Records contained in a dataset:
▬▬▬▬▬▬

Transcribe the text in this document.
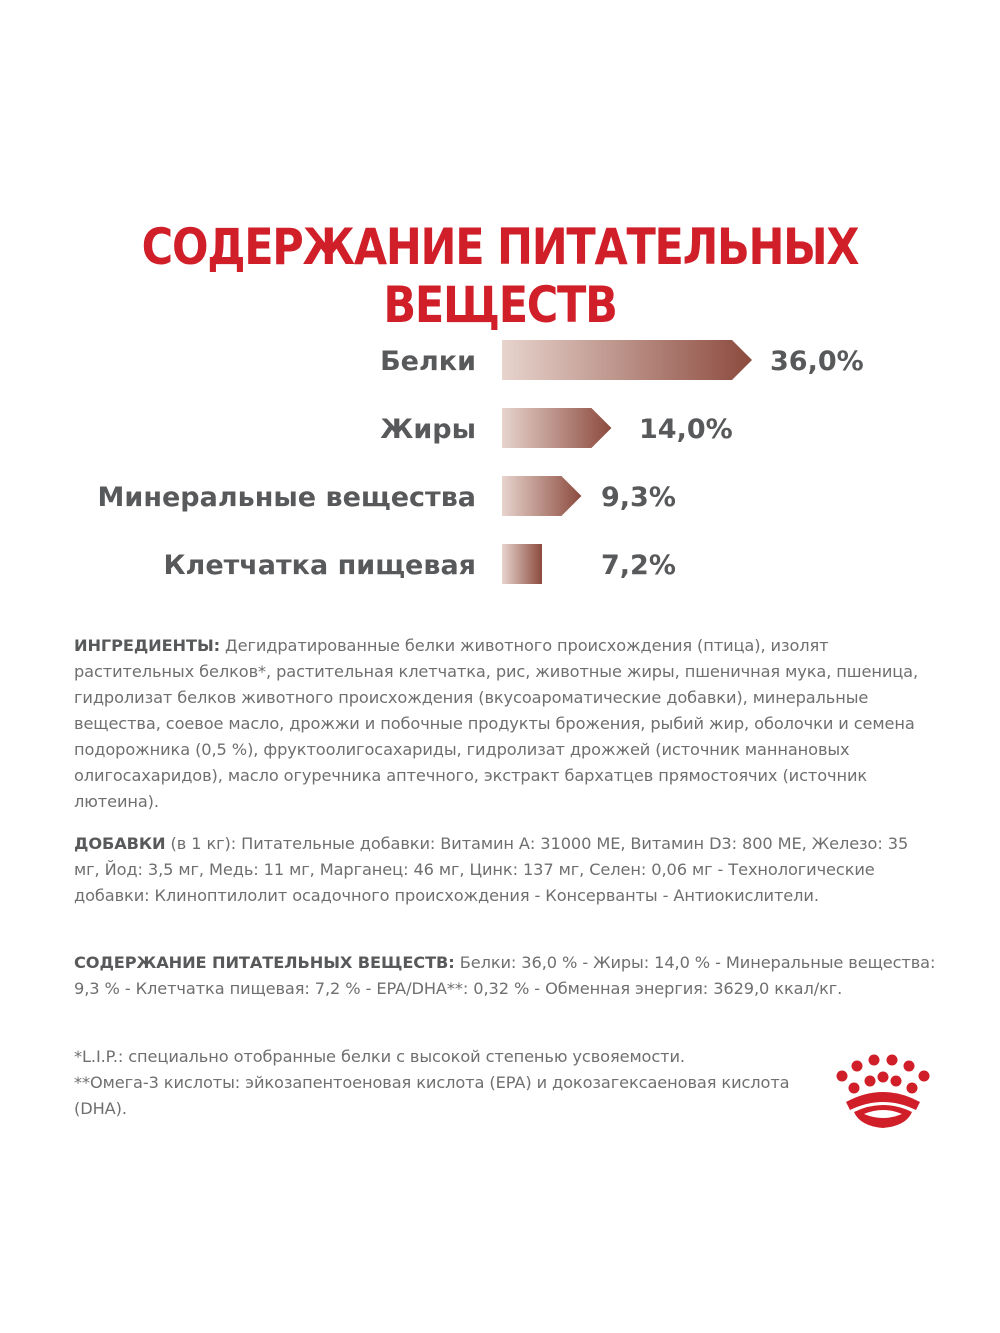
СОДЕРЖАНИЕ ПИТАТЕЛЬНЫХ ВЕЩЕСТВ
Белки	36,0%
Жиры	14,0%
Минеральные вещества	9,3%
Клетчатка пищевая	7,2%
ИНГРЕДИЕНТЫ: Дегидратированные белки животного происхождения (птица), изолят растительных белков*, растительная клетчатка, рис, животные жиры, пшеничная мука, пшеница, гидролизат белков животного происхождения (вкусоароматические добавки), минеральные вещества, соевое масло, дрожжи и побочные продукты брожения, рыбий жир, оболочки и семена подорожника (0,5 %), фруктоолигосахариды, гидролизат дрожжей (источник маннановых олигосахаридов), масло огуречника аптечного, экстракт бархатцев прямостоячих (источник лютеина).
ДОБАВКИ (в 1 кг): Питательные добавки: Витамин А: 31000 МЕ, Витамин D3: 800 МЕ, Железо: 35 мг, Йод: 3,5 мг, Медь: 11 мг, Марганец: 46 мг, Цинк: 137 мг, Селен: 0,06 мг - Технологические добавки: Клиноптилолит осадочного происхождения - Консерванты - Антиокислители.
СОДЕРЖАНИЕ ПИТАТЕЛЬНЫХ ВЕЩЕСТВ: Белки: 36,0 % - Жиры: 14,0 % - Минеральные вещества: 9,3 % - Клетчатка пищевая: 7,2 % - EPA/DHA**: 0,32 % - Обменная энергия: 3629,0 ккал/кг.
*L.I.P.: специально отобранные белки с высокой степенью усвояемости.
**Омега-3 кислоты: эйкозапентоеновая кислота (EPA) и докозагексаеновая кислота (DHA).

▬▬▬▬▬▬

▶ [What is needed]: Go through the entries above and copy every line containing "пищевая".

▶ [Response to this task]:
Клетчатка пищевая	7,2%
СОДЕРЖАНИЕ ПИТАТЕЛЬНЫХ ВЕЩЕСТВ: Белки: 36,0 % - Жиры: 14,0 % - Минеральные вещества: 9,3 % - Клетчатка пищевая: 7,2 % - EPA/DHA**: 0,32 % - Обменная энергия: 3629,0 ккал/кг.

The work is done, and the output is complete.